__What the exercise asks__. From the listing below, pull out the lines that hold "Material".

•••

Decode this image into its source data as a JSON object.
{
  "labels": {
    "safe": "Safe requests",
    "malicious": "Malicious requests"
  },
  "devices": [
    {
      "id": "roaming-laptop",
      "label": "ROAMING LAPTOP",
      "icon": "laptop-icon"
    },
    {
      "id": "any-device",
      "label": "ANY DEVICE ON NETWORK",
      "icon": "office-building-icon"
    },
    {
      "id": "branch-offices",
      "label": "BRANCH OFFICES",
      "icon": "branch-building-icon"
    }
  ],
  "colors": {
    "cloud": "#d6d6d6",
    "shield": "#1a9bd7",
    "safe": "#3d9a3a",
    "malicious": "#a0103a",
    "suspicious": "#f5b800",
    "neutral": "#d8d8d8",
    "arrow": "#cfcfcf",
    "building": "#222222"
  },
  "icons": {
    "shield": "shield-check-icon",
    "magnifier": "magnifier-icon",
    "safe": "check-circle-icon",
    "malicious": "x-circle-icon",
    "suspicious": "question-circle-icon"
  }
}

•••

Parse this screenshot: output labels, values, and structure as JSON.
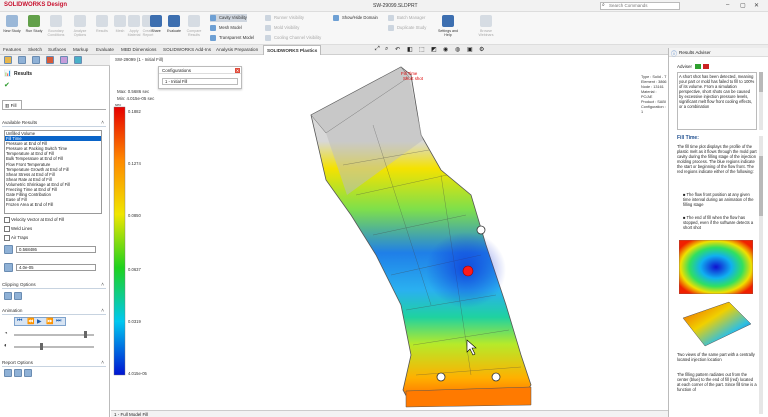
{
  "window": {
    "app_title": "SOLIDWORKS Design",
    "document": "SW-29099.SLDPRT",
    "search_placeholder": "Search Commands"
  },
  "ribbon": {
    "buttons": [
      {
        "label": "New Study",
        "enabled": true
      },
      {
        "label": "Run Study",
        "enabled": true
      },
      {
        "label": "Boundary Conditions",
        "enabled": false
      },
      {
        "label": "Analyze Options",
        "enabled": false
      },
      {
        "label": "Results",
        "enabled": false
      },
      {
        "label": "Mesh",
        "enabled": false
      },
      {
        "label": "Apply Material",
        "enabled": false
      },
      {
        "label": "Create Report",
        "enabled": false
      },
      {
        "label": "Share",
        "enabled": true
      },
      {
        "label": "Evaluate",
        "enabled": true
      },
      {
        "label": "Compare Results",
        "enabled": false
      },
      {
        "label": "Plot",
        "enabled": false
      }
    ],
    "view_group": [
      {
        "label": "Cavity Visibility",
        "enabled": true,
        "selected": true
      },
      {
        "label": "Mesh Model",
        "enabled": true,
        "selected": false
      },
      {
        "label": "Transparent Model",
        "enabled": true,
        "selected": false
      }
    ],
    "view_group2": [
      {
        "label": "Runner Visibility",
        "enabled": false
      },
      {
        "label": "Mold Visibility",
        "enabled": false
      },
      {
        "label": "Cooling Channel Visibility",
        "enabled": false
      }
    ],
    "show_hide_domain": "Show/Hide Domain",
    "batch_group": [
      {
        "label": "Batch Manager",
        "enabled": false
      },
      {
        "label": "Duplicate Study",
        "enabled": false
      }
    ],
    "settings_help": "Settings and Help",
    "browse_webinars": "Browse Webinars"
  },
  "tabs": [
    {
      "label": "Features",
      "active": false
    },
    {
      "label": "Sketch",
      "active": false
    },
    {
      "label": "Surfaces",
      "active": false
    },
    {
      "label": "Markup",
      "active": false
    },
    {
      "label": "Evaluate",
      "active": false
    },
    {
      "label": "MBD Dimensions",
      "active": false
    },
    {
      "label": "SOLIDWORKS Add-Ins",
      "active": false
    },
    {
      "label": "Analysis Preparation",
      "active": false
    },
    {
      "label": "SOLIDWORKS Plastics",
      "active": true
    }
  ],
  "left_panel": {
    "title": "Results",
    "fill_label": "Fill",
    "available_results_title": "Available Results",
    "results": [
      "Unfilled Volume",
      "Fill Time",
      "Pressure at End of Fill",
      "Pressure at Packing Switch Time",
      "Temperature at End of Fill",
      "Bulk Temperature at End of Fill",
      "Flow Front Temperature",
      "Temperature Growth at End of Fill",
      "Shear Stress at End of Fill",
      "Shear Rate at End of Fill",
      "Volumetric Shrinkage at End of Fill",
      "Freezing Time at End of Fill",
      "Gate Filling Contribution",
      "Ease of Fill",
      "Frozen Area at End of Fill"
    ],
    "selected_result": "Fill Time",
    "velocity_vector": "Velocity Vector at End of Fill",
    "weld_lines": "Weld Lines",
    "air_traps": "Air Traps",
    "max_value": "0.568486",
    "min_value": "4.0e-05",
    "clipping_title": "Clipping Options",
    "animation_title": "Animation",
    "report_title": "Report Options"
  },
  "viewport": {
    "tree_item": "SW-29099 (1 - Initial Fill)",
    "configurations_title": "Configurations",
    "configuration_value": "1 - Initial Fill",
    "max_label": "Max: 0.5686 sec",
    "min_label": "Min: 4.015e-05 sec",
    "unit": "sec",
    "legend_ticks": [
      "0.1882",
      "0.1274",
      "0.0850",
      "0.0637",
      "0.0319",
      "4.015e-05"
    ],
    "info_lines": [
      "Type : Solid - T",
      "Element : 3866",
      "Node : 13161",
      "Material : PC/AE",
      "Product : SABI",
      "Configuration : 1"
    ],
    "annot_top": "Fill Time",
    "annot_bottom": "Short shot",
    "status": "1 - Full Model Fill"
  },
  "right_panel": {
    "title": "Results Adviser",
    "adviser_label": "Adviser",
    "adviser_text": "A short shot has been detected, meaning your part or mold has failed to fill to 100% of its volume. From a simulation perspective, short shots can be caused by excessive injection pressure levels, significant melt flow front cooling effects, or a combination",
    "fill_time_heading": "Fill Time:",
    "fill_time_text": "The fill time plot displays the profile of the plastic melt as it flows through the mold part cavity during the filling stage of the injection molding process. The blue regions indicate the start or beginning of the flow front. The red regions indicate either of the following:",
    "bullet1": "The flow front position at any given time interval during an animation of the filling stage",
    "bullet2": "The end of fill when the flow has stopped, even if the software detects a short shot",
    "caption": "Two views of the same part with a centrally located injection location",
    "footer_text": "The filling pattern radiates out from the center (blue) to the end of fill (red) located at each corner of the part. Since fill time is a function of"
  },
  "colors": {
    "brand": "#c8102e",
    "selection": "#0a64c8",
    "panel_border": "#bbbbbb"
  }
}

•••

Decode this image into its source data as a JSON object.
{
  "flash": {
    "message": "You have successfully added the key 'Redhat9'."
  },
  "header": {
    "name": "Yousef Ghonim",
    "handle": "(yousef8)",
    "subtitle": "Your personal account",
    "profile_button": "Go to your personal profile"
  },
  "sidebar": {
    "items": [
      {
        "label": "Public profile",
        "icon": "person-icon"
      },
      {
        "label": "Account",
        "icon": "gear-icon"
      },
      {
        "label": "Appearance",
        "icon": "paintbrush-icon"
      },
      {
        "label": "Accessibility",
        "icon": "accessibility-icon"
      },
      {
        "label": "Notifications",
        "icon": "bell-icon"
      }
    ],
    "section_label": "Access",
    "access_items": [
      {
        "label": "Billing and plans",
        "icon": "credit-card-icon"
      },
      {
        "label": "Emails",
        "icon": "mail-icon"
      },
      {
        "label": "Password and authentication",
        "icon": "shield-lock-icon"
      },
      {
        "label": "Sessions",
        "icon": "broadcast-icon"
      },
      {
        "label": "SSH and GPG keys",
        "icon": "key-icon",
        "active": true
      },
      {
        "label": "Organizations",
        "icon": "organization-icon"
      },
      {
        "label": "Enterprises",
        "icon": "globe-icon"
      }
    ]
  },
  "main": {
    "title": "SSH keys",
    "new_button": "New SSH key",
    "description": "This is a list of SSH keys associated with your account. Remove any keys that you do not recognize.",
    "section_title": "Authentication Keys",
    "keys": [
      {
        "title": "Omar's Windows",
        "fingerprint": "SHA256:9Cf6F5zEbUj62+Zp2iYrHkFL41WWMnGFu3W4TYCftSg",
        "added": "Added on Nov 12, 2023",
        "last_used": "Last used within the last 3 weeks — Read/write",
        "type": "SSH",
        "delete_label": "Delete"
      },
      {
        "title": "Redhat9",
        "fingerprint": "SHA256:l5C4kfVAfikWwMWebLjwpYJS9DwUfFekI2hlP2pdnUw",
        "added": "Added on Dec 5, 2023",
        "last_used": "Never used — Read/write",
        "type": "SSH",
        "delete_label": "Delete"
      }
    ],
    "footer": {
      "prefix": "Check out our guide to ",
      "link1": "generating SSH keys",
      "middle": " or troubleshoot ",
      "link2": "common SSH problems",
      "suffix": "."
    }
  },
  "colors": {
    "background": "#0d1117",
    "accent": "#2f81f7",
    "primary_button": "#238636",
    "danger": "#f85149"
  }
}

•••

__Written solution__.
        "label": "Apply Material",
      "Material : PC/AE",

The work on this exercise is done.